-- REQUIREMENTS --
In the records that follow, copy the lines verbatim, starting with the line containing "attorney2-name-label: Name: (107, 455, 138, 467)" and ending with the line containing "undersigned-name-blank[interactable] (257, 165, 617, 177)", both included.

## Start AVAILABLE DATA

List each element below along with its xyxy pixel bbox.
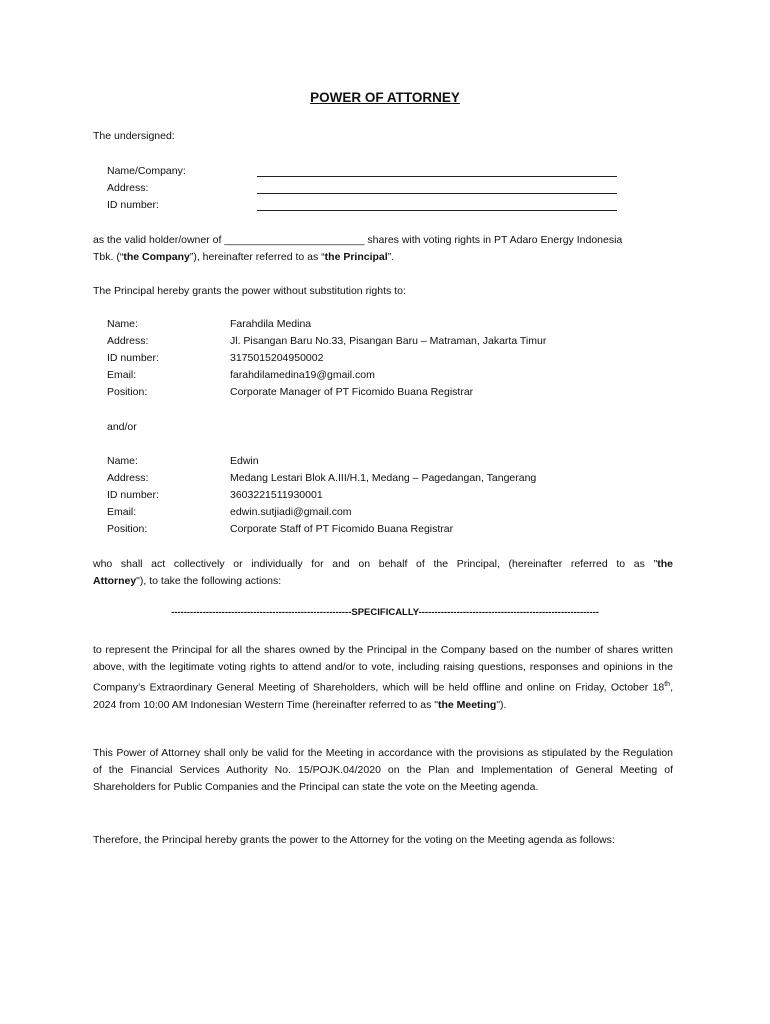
attorney2-name-label: Name: (107, 455, 138, 467)
attorney1-position: Corporate Manager of PT Ficomido Buana Registrar (230, 386, 474, 398)
attorney2-address: Medang Lestari Blok A.III/H.1, Medang – Pagedangan, Tangerang (230, 472, 537, 484)
document-title: POWER OF ATTORNEY (310, 90, 460, 105)
holder-line-1: as the valid holder/owner of ________________________ shares with voting rights in PT Adaro Energy Indonesia (93, 234, 623, 246)
collective-paragraph (93, 556, 673, 590)
grants-text: The Principal hereby grants the power without substitution rights to: (93, 285, 406, 297)
attorney1-address-label: Address: (107, 335, 149, 347)
undersigned-name-blank[interactable] (257, 165, 617, 177)
attorney2-id-label: ID number: (107, 489, 159, 501)
holder-line-2: Tbk. (“the Company”), hereinafter referred to as “the Principal”. (93, 251, 395, 264)
attorney1-email: farahdilamedina19@gmail.com (230, 369, 375, 381)
collective-line-1: who shall act collectively or individually for and on behalf of the Principal, (hereinafter referred to as "the (93, 558, 673, 570)
attorney2-id: 3603221511930001 (230, 489, 323, 501)
and-or-text: and/or (107, 421, 137, 433)
represent-paragraph: to represent the Principal for all the shares owned by the Principal in the Company based on the number of shares written above, with the legitimate voting rights to attend and/or to vote, including raising questions, responses and opinions in the Company’s Extraordinary General Meeting of Shareholders, which will be held offline and online on Friday, October 18th, 2024 from 10:00 AM Indonesian Western Time (hereinafter referred to as "the Meeting"). (93, 644, 673, 712)
undersigned-name-label: Name/Company: (107, 165, 186, 177)
undersigned-label: The undersigned: (93, 130, 175, 142)
attorney2-address-label: Address: (107, 472, 149, 484)
specifically-heading: ---------------------------------------------------------SPECIFICALLY--------------------------------------------------------- (171, 607, 599, 618)
validity-paragraph: This Power of Attorney shall only be valid for the Meeting in accordance with the provisions as stipulated by the Regulation of the Financial Services Authority No. 15/POJK.04/2020 on the Plan and Implementation of General Meeting of Shareholders for Public Companies and the Principal can state the vote on the Meeting agenda. (93, 747, 673, 794)
attorney1-name-label: Name: (107, 318, 138, 330)
attorney1-position-label: Position: (107, 386, 148, 398)
attorney1-email-label: Email: (107, 369, 137, 381)
attorney1-name: Farahdila Medina (230, 318, 312, 330)
attorney1-id: 3175015204950002 (230, 352, 324, 364)
attorney2-position: Corporate Staff of PT Ficomido Buana Registrar (230, 523, 454, 535)
attorney2-name: Edwin (230, 455, 259, 467)
attorney2-email: edwin.sutjiadi@gmail.com (230, 506, 352, 518)
attorney1-id-label: ID number: (107, 352, 159, 364)
attorney2-position-label: Position: (107, 523, 148, 535)
undersigned-id-label: ID number: (107, 199, 159, 211)
undersigned-id-blank[interactable] (257, 199, 617, 211)
holder-paragraph (93, 232, 673, 266)
undersigned-address-blank[interactable] (257, 182, 617, 194)
undersigned-address-label: Address: (107, 182, 149, 194)
attorney2-email-label: Email: (107, 506, 137, 518)
collective-line-2: Attorney"), to take the following actions: (93, 575, 282, 588)
therefore-paragraph: Therefore, the Principal hereby grants the power to the Attorney for the voting on the Meeting agenda as follows: (93, 834, 615, 846)
attorney1-address: Jl. Pisangan Baru No.33, Pisangan Baru – Matraman, Jakarta Timur (230, 335, 547, 347)
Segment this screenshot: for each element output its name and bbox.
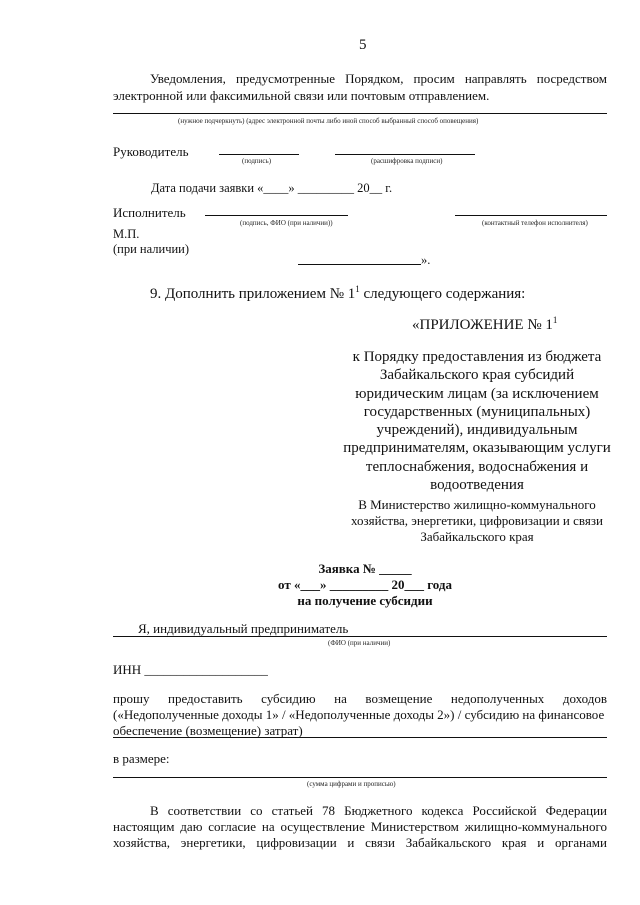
- entrepreneur-text: Я, индивидуальный предприниматель: [138, 621, 349, 636]
- notice-line-1: Уведомления, предусмотренные Порядком, просим направлять посредством: [150, 71, 607, 86]
- ask-line-3: обеспечение (возмещение) затрат): [113, 723, 303, 738]
- executor-phone-line: [455, 215, 607, 216]
- ask-line-2: («Недополученные доходы 1» / «Недополученные доходы 2») / субсидию на финансовое: [113, 707, 605, 722]
- executor-caption: (подпись, ФИО (при наличии)): [240, 219, 333, 227]
- consent-line-2: настоящим даю согласие на осуществление Министерством жилищно-коммунального: [113, 819, 607, 834]
- item-9-tail: следующего содержания:: [359, 286, 526, 302]
- notice-caption: (нужное подчеркнуть) (адрес электронной почты либо иной способ выбранный способ оповещения): [178, 117, 479, 125]
- entrepreneur-rule: [113, 636, 607, 637]
- appendix-title-text: «ПРИЛОЖЕНИЕ № 1: [412, 317, 553, 333]
- closing-line: [298, 264, 421, 265]
- amount-rule: [113, 777, 607, 778]
- executor-sign-line: [205, 215, 348, 216]
- notice-line-2: электронной или факсимильной связи или почтовым отправлением.: [113, 88, 490, 103]
- inn-field: ИНН ___________________: [113, 662, 268, 677]
- appendix-block: [332, 348, 622, 494]
- executor-phone-caption: (контактный телефон исполнителя): [482, 219, 588, 227]
- appendix-line: учреждений), индивидуальным: [376, 422, 578, 439]
- closing-mark: ».: [421, 253, 431, 267]
- notice-rule: [113, 113, 607, 114]
- head-sign-line: [219, 154, 299, 155]
- head-decode-caption: (расшифровка подписи): [371, 157, 443, 165]
- appendix-title: [412, 316, 557, 334]
- item-9: [150, 285, 525, 303]
- request-title: Заявка № _____: [318, 561, 412, 576]
- appendix-line: предпринимателям, оказывающим услуги: [343, 440, 611, 457]
- appendix-line: государственных (муниципальных): [363, 403, 591, 420]
- item-9-text: 9. Дополнить приложением № 1: [150, 286, 356, 302]
- page-number: 5: [359, 37, 367, 53]
- ministry-block: [332, 497, 622, 545]
- appendix-line: водоотведения: [430, 477, 524, 494]
- amount-label: в размере:: [113, 751, 170, 766]
- application-date-line: Дата подачи заявки «____» _________ 20__ г.: [151, 181, 393, 195]
- ask-rule: [113, 737, 607, 738]
- item-9-sup: 1: [355, 284, 360, 294]
- appendix-title-sup: 1: [552, 315, 558, 325]
- seal-label: М.П.: [113, 227, 140, 241]
- amount-caption: (сумма цифрами и прописью): [307, 780, 396, 788]
- ministry-line: Забайкальского края: [420, 529, 534, 544]
- request-date: от «___» _________ 20___ года: [278, 577, 452, 592]
- appendix-line: к Порядку предоставления из бюджета: [352, 349, 602, 365]
- entrepreneur-caption: (ФИО (при наличии): [328, 639, 391, 647]
- request-subject: на получение субсидии: [297, 593, 433, 608]
- appendix-line: юридическим лицам (за исключением: [355, 385, 599, 402]
- ministry-line: В Министерство жилищно-коммунального: [358, 497, 596, 512]
- ministry-line: хозяйства, энергетики, цифровизации и связи: [351, 513, 603, 528]
- executor-label: Исполнитель: [113, 205, 186, 220]
- consent-line-3: хозяйства, энергетики, цифровизации и связи Забайкальского края и органами: [113, 835, 607, 850]
- appendix-line: Забайкальского края субсидий: [379, 367, 575, 384]
- head-label: Руководитель: [113, 144, 189, 159]
- head-sign-caption: (подпись): [242, 157, 272, 165]
- head-decode-line: [335, 154, 475, 155]
- consent-line-1: В соответствии со статьей 78 Бюджетного кодекса Российской Федерации: [150, 803, 607, 818]
- appendix-line: теплоснабжения, водоснабжения и: [365, 458, 589, 475]
- seal-note: (при наличии): [113, 242, 190, 256]
- ask-line-1: прошу предоставить субсидию на возмещение недополученных доходов: [113, 691, 607, 706]
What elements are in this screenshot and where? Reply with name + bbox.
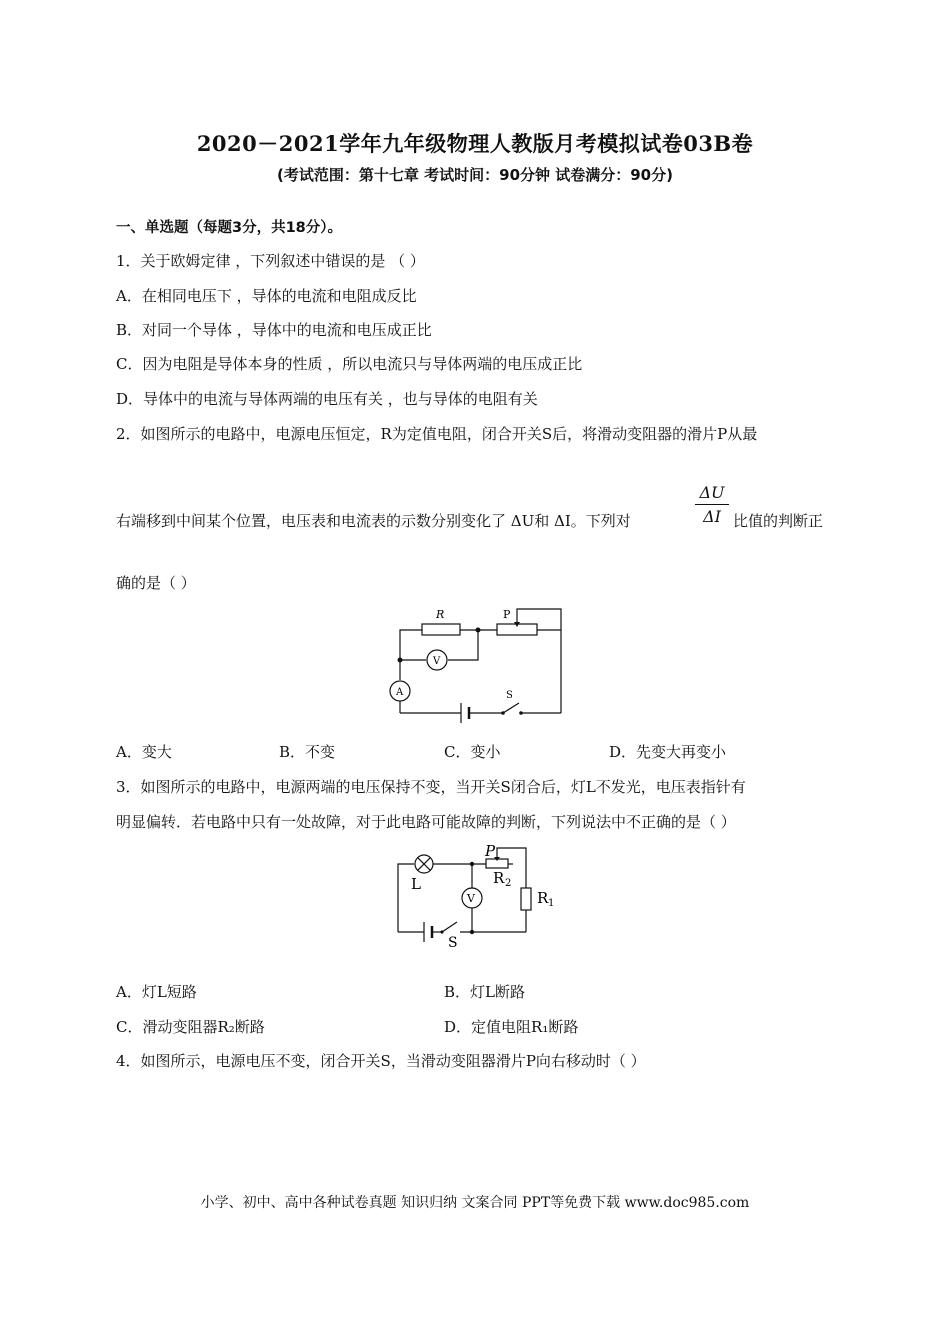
q2-option-b: B．不变 [279,743,336,761]
label-a: A [396,687,404,698]
label-v: V [467,892,475,905]
q2-option-c: C．变小 [444,743,501,761]
q3-option-d: D．定值电阻R₁断路 [444,1018,579,1036]
q4-stem: 4．如图所示，电源电压不变，闭合开关S，当滑动变阻器滑片P向右移动时（ ） [116,1052,646,1070]
q3-option-b: B．灯L断路 [444,983,525,1001]
q1-option-c: C．因为电阻是导体本身的性质 ，所以电流只与导体两端的电压成正比 [116,355,583,373]
page-footer: 小学、初中、高中各种试卷真题 知识归纳 文案合同 PPT等免费下载 www.doc985.com [200,1195,750,1211]
q2-option-d: D．先变大再变小 [609,743,727,761]
label-p: P [503,608,511,621]
label-r: R [436,608,445,621]
label-v: V [433,656,441,667]
q3-stem-line1: 3．如图所示的电路中，电源两端的电压保持不变，当开关S闭合后，灯L不发光，电压表指针有 [116,778,746,796]
label-s: S [448,935,458,951]
section-heading: 一、单选题（每题3分，共18分）。 [116,220,343,236]
label-r1: R [537,889,549,907]
delta-ratio-fraction [695,483,729,526]
label-r1-subscript: 1 [548,898,555,909]
q3-option-c: C．滑动变阻器R₂断路 [116,1018,265,1036]
label-s: S [506,690,513,701]
q1-option-d: D．导体中的电流与导体两端的电压有关 ，也与导体的电阻有关 [116,390,538,408]
q1-option-b: B．对同一个导体 ，导体中的电流和电压成正比 [116,321,432,339]
q2-stem-line2: 右端移到中间某个位置，电压表和电流表的示数分别变化了 ΔU和 ΔI。下列对 [116,512,631,530]
page-title: 2020－2021学年九年级物理人教版月考模拟试卷03B卷 [196,131,754,156]
q3-option-a: A．灯L短路 [116,983,197,1001]
q1-stem: 1．关于欧姆定律 ，下列叙述中错误的是 （ ） [116,252,425,270]
exam-info: (考试范围：第十七章 考试时间：90分钟 试卷满分：90分) [277,166,673,184]
q2-option-a: A．变大 [116,743,172,761]
label-r2-subscript: 2 [505,878,512,889]
label-p: P [485,842,496,860]
q2-stem-line3: 确的是（ ） [116,574,196,592]
fraction-denominator: ΔI [703,507,721,526]
label-r2: R [493,869,505,887]
fraction-numerator: ΔU [695,483,729,505]
resistor-r1 [521,888,531,910]
label-l: L [411,875,421,893]
q2-stem-line2-end: 比值的判断正 [733,512,824,530]
q3-stem-line2: 明显偏转．若电路中只有一处故障，对于此电路可能故障的判断，下列说法中不正确的是（ ） [116,813,736,831]
q3-circuit-diagram [390,840,570,952]
q1-option-a: A．在相同电压下 ，导体的电流和电阻成反比 [116,287,417,305]
q2-stem-line1: 2．如图所示的电路中，电源电压恒定，R为定值电阻，闭合开关S后，将滑动变阻器的滑片P从最 [116,425,758,443]
resistor-r [422,624,460,635]
q2-circuit-diagram [385,600,570,725]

## End AVAILABLE DATA

-- TASK ANSWER --
attorney2-name-label: Name: (107, 455, 138, 467)
attorney1-position: Corporate Manager of PT Ficomido Buana Registrar (230, 386, 474, 398)
attorney2-address: Medang Lestari Blok A.III/H.1, Medang – Pagedangan, Tangerang (230, 472, 537, 484)
document-title: POWER OF ATTORNEY (310, 90, 460, 105)
holder-line-1: as the valid holder/owner of ________________________ shares with voting rights in PT Adaro Energy Indonesia (93, 234, 623, 246)
collective-paragraph (93, 556, 673, 590)
grants-text: The Principal hereby grants the power without substitution rights to: (93, 285, 406, 297)
attorney1-address-label: Address: (107, 335, 149, 347)
undersigned-name-blank[interactable] (257, 165, 617, 177)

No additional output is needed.